■ Problem
All records below must be retyped exactly.

■ Listed records
================

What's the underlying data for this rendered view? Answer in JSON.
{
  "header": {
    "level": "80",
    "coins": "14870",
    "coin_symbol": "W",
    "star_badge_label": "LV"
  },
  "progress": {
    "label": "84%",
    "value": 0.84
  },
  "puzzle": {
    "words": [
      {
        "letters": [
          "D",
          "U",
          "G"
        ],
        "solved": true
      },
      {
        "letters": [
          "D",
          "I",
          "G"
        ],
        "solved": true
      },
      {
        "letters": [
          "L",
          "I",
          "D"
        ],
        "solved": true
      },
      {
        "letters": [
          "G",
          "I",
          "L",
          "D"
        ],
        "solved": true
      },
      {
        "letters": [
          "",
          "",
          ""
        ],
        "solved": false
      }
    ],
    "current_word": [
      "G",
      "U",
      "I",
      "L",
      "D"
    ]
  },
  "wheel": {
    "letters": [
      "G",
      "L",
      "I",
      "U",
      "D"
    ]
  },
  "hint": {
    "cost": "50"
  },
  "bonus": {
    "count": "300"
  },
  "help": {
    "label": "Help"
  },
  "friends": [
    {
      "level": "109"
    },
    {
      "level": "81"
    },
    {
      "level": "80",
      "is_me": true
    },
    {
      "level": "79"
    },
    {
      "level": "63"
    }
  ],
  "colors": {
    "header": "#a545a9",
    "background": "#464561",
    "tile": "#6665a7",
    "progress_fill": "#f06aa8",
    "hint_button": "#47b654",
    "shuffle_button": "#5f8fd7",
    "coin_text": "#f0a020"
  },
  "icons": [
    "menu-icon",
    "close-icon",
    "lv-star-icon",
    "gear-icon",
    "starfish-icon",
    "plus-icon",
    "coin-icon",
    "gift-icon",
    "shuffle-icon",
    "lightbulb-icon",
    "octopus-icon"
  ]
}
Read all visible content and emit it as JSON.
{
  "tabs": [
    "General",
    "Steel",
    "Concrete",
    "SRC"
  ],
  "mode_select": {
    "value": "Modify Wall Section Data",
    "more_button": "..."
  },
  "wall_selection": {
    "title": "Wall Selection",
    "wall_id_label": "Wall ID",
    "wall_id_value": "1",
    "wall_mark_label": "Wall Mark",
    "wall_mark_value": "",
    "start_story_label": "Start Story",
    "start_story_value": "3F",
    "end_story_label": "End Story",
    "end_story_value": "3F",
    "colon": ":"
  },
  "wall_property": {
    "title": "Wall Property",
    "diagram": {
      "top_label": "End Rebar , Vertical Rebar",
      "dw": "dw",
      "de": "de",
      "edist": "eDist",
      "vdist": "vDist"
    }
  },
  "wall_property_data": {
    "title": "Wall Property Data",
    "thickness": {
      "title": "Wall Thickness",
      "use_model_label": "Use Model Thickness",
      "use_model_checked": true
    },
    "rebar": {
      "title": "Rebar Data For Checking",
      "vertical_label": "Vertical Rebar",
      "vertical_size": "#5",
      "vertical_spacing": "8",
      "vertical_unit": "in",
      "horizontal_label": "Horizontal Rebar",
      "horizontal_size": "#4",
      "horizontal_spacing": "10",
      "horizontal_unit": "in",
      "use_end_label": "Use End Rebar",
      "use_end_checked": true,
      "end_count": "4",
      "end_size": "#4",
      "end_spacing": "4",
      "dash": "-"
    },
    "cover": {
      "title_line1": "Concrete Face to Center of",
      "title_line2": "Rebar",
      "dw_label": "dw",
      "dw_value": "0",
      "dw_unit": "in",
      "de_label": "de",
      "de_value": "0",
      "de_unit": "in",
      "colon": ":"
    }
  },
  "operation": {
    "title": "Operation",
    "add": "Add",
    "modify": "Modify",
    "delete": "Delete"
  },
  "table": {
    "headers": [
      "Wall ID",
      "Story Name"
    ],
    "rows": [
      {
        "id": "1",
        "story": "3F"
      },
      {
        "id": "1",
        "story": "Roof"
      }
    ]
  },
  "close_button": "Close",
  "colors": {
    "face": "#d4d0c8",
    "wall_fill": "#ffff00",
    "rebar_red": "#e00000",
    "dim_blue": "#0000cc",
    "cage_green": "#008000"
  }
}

================

■ Correct response
What's the underlying data for this rendered view? Answer in JSON.
{
  "header": {
    "level": "80",
    "coins": "14870",
    "coin_symbol": "W",
    "star_badge_label": "LV"
  },
  "progress": {
    "label": "84%",
    "value": 0.84
  },
  "puzzle": {
    "words": [
      {
        "letters": [
          "D",
          "U",
          "G"
        ],
        "solved": true
      },
      {
        "letters": [
          "D",
          "I",
          "G"
        ],
        "solved": true
      },
      {
        "letters": [
          "L",
          "I",
          "D"
        ],
        "solved": true
      },
      {
        "letters": [
          "G",
          "I",
          "L",
          "D"
        ],
        "solved": true
      },
      {
        "letters": [
          "",
          "",
          ""
        ],
        "solved": false
      }
    ],
    "current_word": [
      "G",
      "U",
      "I",
      "L",
      "D"
    ]
  },
  "wheel": {
    "letters": [
      "G",
      "L",
      "I",
      "U",
      "D"
    ]
  },
  "hint": {
    "cost": "50"
  },
  "bonus": {
    "count": "300"
  },
  "help": {
    "label": "Help"
  },
  "friends": [
    {
      "level": "109"
    },
    {
      "level": "81"
    },
    {
      "level": "80",
      "is_me": true
    },
    {
      "level": "79"
    },
    {
      "level": "63"
    }
  ],
  "colors": {
    "header": "#a545a9",
    "background": "#464561",
    "tile": "#6665a7",
    "progress_fill": "#f06aa8",
    "hint_button": "#47b654",
    "shuffle_button": "#5f8fd7",
    "coin_text": "#f0a020"
  },
  "icons": [
    "menu-icon",
    "close-icon",
    "lv-star-icon",
    "gear-icon",
    "starfish-icon",
    "plus-icon",
    "coin-icon",
    "gift-icon",
    "shuffle-icon",
    "lightbulb-icon",
    "octopus-icon"
  ]
}
Read all visible content and emit it as JSON.
{
  "tabs": [
    "General",
    "Steel",
    "Concrete",
    "SRC"
  ],
  "mode_select": {
    "value": "Modify Wall Section Data",
    "more_button": "..."
  },
  "wall_selection": {
    "title": "Wall Selection",
    "wall_id_label": "Wall ID",
    "wall_id_value": "1",
    "wall_mark_label": "Wall Mark",
    "wall_mark_value": "",
    "start_story_label": "Start Story",
    "start_story_value": "3F",
    "end_story_label": "End Story",
    "end_story_value": "3F",
    "colon": ":"
  },
  "wall_property": {
    "title": "Wall Property",
    "diagram": {
      "top_label": "End Rebar , Vertical Rebar",
      "dw": "dw",
      "de": "de",
      "edist": "eDist",
      "vdist": "vDist"
    }
  },
  "wall_property_data": {
    "title": "Wall Property Data",
    "thickness": {
      "title": "Wall Thickness",
      "use_model_label": "Use Model Thickness",
      "use_model_checked": true
    },
    "rebar": {
      "title": "Rebar Data For Checking",
      "vertical_label": "Vertical Rebar",
      "vertical_size": "#5",
      "vertical_spacing": "8",
      "vertical_unit": "in",
      "horizontal_label": "Horizontal Rebar",
      "horizontal_size": "#4",
      "horizontal_spacing": "10",
      "horizontal_unit": "in",
      "use_end_label": "Use End Rebar",
      "use_end_checked": true,
      "end_count": "4",
      "end_size": "#4",
      "end_spacing": "4",
      "dash": "-"
    },
    "cover": {
      "title_line1": "Concrete Face to Center of",
      "title_line2": "Rebar",
      "dw_label": "dw",
      "dw_value": "0",
      "dw_unit": "in",
      "de_label": "de",
      "de_value": "0",
      "de_unit": "in",
      "colon": ":"
    }
  },
  "operation": {
    "title": "Operation",
    "add": "Add",
    "modify": "Modify",
    "delete": "Delete"
  },
  "table": {
    "headers": [
      "Wall ID",
      "Story Name"
    ],
    "rows": [
      {
        "id": "1",
        "story": "3F"
      },
      {
        "id": "1",
        "story": "Roof"
      }
    ]
  },
  "close_button": "Close",
  "colors": {
    "face": "#d4d0c8",
    "wall_fill": "#ffff00",
    "rebar_red": "#e00000",
    "dim_blue": "#0000cc",
    "cage_green": "#008000"
  }
}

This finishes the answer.